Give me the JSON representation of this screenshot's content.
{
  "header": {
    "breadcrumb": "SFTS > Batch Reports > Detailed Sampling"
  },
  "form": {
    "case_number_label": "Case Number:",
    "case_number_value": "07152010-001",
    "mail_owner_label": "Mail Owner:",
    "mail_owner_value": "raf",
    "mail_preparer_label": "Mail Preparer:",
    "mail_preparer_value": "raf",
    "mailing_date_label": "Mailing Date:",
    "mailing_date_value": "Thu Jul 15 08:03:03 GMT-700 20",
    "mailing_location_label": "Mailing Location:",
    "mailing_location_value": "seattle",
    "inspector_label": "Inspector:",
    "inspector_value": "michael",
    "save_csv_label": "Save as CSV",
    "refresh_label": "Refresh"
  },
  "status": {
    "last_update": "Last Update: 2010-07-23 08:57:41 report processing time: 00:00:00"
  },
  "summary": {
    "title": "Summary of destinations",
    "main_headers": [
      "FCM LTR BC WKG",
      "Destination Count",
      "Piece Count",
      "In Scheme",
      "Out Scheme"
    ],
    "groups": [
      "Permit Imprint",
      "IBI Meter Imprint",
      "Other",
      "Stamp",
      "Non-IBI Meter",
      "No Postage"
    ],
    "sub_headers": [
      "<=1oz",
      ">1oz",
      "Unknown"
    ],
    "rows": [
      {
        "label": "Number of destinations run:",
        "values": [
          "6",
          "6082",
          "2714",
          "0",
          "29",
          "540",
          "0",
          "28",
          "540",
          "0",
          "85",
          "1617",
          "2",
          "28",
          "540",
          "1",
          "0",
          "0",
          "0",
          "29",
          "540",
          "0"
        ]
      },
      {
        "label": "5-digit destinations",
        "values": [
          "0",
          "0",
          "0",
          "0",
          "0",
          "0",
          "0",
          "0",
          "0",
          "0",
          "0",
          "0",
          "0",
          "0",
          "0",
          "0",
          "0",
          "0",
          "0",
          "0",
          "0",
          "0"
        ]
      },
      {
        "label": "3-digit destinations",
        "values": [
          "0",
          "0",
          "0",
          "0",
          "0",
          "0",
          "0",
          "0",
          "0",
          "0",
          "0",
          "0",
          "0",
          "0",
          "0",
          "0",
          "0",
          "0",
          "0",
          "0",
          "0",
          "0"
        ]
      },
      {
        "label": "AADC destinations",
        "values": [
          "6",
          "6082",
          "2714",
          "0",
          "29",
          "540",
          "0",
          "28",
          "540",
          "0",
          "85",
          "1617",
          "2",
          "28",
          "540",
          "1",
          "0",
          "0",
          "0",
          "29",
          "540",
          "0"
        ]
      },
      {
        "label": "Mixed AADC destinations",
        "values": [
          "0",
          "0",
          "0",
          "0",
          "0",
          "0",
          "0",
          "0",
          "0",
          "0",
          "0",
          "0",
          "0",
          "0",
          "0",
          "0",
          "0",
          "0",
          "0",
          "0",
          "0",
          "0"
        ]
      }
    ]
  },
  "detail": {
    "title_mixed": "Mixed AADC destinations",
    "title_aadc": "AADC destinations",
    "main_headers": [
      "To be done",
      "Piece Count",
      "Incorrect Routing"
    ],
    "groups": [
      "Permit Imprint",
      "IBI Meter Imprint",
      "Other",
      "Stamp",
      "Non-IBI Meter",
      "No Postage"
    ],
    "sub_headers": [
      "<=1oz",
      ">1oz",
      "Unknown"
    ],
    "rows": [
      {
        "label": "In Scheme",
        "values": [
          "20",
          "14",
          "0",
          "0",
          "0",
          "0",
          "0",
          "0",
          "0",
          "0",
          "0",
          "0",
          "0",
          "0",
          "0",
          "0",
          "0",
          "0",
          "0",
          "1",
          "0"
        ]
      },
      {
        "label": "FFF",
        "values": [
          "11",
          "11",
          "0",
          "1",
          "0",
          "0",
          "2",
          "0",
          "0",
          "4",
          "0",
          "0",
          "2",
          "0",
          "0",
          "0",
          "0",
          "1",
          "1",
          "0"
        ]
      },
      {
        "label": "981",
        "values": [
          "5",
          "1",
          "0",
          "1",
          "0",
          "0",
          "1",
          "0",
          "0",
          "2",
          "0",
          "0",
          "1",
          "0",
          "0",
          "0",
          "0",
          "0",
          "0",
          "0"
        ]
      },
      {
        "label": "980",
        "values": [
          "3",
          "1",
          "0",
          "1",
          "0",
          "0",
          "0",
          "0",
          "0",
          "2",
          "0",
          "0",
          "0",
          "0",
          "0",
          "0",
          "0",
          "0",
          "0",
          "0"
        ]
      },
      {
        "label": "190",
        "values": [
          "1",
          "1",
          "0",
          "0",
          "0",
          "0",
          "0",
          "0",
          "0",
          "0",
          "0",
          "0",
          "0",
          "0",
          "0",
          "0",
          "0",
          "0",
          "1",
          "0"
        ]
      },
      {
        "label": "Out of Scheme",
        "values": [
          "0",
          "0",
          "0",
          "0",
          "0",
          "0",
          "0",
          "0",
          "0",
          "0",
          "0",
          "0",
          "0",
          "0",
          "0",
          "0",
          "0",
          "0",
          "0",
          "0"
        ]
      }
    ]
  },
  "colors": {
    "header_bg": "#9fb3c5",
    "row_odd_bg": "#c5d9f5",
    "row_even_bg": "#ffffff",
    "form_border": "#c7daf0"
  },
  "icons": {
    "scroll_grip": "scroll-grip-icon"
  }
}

* _Goal_
Each of the records should be retyped exactly.

* _Task answer_
Give me the JSON representation of this screenshot's content.
{
  "header": {
    "breadcrumb": "SFTS > Batch Reports > Detailed Sampling"
  },
  "form": {
    "case_number_label": "Case Number:",
    "case_number_value": "07152010-001",
    "mail_owner_label": "Mail Owner:",
    "mail_owner_value": "raf",
    "mail_preparer_label": "Mail Preparer:",
    "mail_preparer_value": "raf",
    "mailing_date_label": "Mailing Date:",
    "mailing_date_value": "Thu Jul 15 08:03:03 GMT-700 20",
    "mailing_location_label": "Mailing Location:",
    "mailing_location_value": "seattle",
    "inspector_label": "Inspector:",
    "inspector_value": "michael",
    "save_csv_label": "Save as CSV",
    "refresh_label": "Refresh"
  },
  "status": {
    "last_update": "Last Update: 2010-07-23 08:57:41 report processing time: 00:00:00"
  },
  "summary": {
    "title": "Summary of destinations",
    "main_headers": [
      "FCM LTR BC WKG",
      "Destination Count",
      "Piece Count",
      "In Scheme",
      "Out Scheme"
    ],
    "groups": [
      "Permit Imprint",
      "IBI Meter Imprint",
      "Other",
      "Stamp",
      "Non-IBI Meter",
      "No Postage"
    ],
    "sub_headers": [
      "<=1oz",
      ">1oz",
      "Unknown"
    ],
    "rows": [
      {
        "label": "Number of destinations run:",
        "values": [
          "6",
          "6082",
          "2714",
          "0",
          "29",
          "540",
          "0",
          "28",
          "540",
          "0",
          "85",
          "1617",
          "2",
          "28",
          "540",
          "1",
          "0",
          "0",
          "0",
          "29",
          "540",
          "0"
        ]
      },
      {
        "label": "5-digit destinations",
        "values": [
          "0",
          "0",
          "0",
          "0",
          "0",
          "0",
          "0",
          "0",
          "0",
          "0",
          "0",
          "0",
          "0",
          "0",
          "0",
          "0",
          "0",
          "0",
          "0",
          "0",
          "0",
          "0"
        ]
      },
      {
        "label": "3-digit destinations",
        "values": [
          "0",
          "0",
          "0",
          "0",
          "0",
          "0",
          "0",
          "0",
          "0",
          "0",
          "0",
          "0",
          "0",
          "0",
          "0",
          "0",
          "0",
          "0",
          "0",
          "0",
          "0",
          "0"
        ]
      },
      {
        "label": "AADC destinations",
        "values": [
          "6",
          "6082",
          "2714",
          "0",
          "29",
          "540",
          "0",
          "28",
          "540",
          "0",
          "85",
          "1617",
          "2",
          "28",
          "540",
          "1",
          "0",
          "0",
          "0",
          "29",
          "540",
          "0"
        ]
      },
      {
        "label": "Mixed AADC destinations",
        "values": [
          "0",
          "0",
          "0",
          "0",
          "0",
          "0",
          "0",
          "0",
          "0",
          "0",
          "0",
          "0",
          "0",
          "0",
          "0",
          "0",
          "0",
          "0",
          "0",
          "0",
          "0",
          "0"
        ]
      }
    ]
  },
  "detail": {
    "title_mixed": "Mixed AADC destinations",
    "title_aadc": "AADC destinations",
    "main_headers": [
      "To be done",
      "Piece Count",
      "Incorrect Routing"
    ],
    "groups": [
      "Permit Imprint",
      "IBI Meter Imprint",
      "Other",
      "Stamp",
      "Non-IBI Meter",
      "No Postage"
    ],
    "sub_headers": [
      "<=1oz",
      ">1oz",
      "Unknown"
    ],
    "rows": [
      {
        "label": "In Scheme",
        "values": [
          "20",
          "14",
          "0",
          "0",
          "0",
          "0",
          "0",
          "0",
          "0",
          "0",
          "0",
          "0",
          "0",
          "0",
          "0",
          "0",
          "0",
          "0",
          "0",
          "1",
          "0"
        ]
      },
      {
        "label": "FFF",
        "values": [
          "11",
          "11",
          "0",
          "1",
          "0",
          "0",
          "2",
          "0",
          "0",
          "4",
          "0",
          "0",
          "2",
          "0",
          "0",
          "0",
          "0",
          "1",
          "1",
          "0"
        ]
      },
      {
        "label": "981",
        "values": [
          "5",
          "1",
          "0",
          "1",
          "0",
          "0",
          "1",
          "0",
          "0",
          "2",
          "0",
          "0",
          "1",
          "0",
          "0",
          "0",
          "0",
          "0",
          "0",
          "0"
        ]
      },
      {
        "label": "980",
        "values": [
          "3",
          "1",
          "0",
          "1",
          "0",
          "0",
          "0",
          "0",
          "0",
          "2",
          "0",
          "0",
          "0",
          "0",
          "0",
          "0",
          "0",
          "0",
          "0",
          "0"
        ]
      },
      {
        "label": "190",
        "values": [
          "1",
          "1",
          "0",
          "0",
          "0",
          "0",
          "0",
          "0",
          "0",
          "0",
          "0",
          "0",
          "0",
          "0",
          "0",
          "0",
          "0",
          "0",
          "1",
          "0"
        ]
      },
      {
        "label": "Out of Scheme",
        "values": [
          "0",
          "0",
          "0",
          "0",
          "0",
          "0",
          "0",
          "0",
          "0",
          "0",
          "0",
          "0",
          "0",
          "0",
          "0",
          "0",
          "0",
          "0",
          "0",
          "0"
        ]
      }
    ]
  },
  "colors": {
    "header_bg": "#9fb3c5",
    "row_odd_bg": "#c5d9f5",
    "row_even_bg": "#ffffff",
    "form_border": "#c7daf0"
  },
  "icons": {
    "scroll_grip": "scroll-grip-icon"
  }
}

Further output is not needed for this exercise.